(Entries from a visual dataset)
....
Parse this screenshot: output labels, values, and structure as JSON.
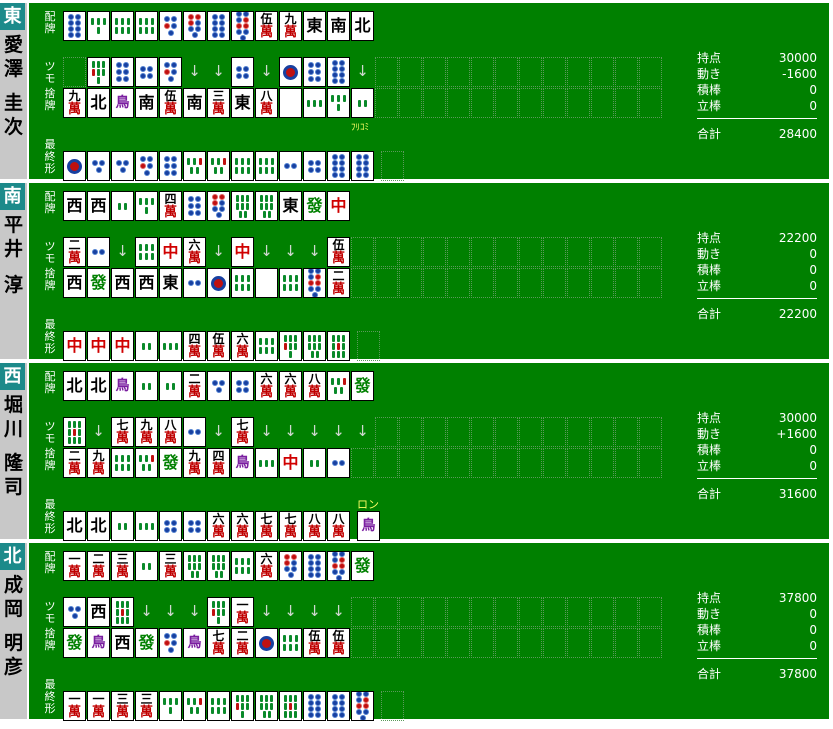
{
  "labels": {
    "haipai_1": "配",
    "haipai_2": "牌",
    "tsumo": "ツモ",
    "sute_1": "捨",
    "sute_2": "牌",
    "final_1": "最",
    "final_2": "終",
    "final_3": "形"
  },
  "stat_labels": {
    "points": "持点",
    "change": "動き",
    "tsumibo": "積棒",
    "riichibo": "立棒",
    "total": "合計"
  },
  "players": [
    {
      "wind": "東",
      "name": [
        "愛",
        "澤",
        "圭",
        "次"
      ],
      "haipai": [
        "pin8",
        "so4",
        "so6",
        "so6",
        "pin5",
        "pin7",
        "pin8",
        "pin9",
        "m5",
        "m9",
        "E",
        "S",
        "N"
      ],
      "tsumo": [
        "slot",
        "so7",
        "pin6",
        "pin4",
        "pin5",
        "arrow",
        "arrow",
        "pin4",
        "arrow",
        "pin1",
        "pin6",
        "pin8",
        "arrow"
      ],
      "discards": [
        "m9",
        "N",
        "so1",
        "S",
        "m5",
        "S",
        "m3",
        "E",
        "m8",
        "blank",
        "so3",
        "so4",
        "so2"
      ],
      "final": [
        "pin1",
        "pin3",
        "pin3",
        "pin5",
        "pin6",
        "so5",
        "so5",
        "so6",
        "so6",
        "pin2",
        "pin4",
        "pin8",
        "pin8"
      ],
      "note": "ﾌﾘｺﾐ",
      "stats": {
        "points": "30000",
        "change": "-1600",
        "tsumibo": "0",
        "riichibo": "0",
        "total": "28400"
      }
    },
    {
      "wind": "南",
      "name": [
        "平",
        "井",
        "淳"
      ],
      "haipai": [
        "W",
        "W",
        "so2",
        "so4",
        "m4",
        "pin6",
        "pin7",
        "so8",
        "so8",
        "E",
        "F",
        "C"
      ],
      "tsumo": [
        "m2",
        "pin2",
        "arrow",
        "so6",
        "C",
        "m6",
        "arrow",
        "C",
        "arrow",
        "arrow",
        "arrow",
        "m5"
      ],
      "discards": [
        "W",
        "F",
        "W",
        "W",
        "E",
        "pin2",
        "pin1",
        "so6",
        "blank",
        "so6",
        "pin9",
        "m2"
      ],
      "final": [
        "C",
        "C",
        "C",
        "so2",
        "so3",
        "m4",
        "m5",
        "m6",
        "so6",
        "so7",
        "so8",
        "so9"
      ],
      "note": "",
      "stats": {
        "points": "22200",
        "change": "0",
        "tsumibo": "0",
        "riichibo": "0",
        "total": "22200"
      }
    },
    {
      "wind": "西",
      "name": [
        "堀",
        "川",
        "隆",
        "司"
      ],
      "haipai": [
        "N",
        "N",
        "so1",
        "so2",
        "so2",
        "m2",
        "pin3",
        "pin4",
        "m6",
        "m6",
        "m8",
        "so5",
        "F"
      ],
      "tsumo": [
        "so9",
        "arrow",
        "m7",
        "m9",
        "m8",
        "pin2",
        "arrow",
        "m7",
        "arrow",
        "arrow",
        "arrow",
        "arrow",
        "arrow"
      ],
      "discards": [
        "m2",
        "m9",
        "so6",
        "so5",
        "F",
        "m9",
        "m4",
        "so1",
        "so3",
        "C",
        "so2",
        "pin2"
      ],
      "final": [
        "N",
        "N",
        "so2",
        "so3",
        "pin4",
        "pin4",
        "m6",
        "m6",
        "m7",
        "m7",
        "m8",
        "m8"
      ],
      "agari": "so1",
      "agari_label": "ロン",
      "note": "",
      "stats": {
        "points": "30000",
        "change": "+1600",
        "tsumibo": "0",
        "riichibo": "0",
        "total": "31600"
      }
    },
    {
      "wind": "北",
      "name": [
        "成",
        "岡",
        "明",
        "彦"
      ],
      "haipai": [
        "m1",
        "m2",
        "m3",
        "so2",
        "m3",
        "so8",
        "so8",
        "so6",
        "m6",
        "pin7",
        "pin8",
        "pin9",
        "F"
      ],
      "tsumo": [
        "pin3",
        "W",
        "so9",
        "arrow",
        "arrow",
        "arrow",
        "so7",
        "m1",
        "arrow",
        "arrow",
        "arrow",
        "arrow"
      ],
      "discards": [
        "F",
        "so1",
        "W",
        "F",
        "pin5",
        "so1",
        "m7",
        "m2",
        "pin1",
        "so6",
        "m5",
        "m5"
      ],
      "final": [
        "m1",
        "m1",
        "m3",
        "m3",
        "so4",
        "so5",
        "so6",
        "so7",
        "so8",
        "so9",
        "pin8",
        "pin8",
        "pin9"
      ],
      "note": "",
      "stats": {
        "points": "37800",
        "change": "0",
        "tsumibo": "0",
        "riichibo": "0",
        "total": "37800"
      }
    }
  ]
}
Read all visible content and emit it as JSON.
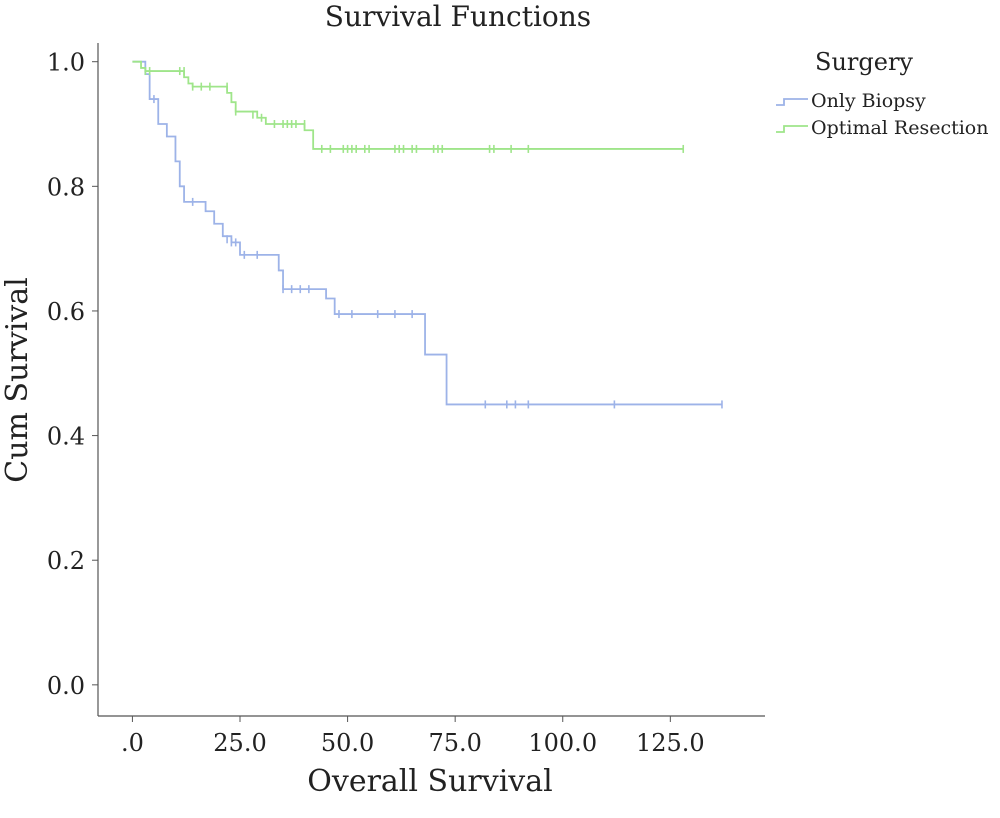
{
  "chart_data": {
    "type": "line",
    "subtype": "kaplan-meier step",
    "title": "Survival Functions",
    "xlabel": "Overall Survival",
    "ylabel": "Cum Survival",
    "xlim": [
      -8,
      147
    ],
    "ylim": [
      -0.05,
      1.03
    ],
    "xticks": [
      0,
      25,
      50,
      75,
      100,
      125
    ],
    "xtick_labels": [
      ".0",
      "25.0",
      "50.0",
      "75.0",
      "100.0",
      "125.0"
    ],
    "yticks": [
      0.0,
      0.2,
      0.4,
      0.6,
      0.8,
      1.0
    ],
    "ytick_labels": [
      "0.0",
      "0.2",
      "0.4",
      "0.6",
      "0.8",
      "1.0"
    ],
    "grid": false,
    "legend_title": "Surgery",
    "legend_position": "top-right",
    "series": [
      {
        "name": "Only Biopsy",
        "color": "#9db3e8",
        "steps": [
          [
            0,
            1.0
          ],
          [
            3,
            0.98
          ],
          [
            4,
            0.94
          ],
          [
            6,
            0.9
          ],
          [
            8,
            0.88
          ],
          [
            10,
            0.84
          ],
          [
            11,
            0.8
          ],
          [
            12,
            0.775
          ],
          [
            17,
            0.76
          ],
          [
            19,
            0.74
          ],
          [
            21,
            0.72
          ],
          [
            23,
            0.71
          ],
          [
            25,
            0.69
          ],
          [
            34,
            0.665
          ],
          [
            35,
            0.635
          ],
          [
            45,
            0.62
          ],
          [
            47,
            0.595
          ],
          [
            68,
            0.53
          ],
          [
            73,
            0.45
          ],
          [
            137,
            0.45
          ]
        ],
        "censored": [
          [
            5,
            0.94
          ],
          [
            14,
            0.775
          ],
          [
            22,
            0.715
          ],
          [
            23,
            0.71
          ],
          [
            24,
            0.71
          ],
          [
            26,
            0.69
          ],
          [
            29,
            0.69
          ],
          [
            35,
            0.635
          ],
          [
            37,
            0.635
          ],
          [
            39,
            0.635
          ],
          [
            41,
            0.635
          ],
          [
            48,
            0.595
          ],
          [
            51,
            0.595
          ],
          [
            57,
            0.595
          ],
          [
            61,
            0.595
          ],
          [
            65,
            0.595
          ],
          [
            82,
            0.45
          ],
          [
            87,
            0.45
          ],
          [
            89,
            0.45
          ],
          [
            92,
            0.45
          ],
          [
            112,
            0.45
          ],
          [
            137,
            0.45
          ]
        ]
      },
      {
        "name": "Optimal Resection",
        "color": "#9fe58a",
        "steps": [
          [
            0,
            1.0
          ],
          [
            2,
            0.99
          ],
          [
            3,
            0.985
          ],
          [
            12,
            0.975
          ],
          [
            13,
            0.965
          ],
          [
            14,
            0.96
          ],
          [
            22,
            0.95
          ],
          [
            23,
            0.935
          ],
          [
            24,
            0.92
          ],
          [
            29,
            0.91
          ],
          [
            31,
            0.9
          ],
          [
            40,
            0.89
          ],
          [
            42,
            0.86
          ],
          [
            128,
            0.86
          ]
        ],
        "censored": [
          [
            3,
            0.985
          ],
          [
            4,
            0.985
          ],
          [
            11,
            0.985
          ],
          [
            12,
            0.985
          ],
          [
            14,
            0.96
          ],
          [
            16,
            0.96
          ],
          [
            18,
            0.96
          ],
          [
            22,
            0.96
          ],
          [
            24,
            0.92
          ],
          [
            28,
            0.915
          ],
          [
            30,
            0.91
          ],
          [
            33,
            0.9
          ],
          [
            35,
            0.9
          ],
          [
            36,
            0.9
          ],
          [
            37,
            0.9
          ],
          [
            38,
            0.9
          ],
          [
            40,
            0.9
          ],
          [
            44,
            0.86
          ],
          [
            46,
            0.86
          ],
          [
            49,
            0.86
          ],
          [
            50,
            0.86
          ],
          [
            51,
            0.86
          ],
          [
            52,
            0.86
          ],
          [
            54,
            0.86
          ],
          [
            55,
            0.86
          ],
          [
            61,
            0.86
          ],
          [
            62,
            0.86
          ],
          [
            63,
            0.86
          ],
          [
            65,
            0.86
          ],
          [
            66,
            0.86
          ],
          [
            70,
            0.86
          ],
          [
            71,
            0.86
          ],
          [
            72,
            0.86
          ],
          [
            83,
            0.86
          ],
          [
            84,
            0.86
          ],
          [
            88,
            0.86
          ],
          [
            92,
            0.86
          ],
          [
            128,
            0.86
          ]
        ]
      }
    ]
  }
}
....
Pull out every line holding "Survival" from the records above, and copy it.

## Result below
    "title": "Survival Functions",
    "xlabel": "Overall Survival",
    "ylabel": "Cum Survival",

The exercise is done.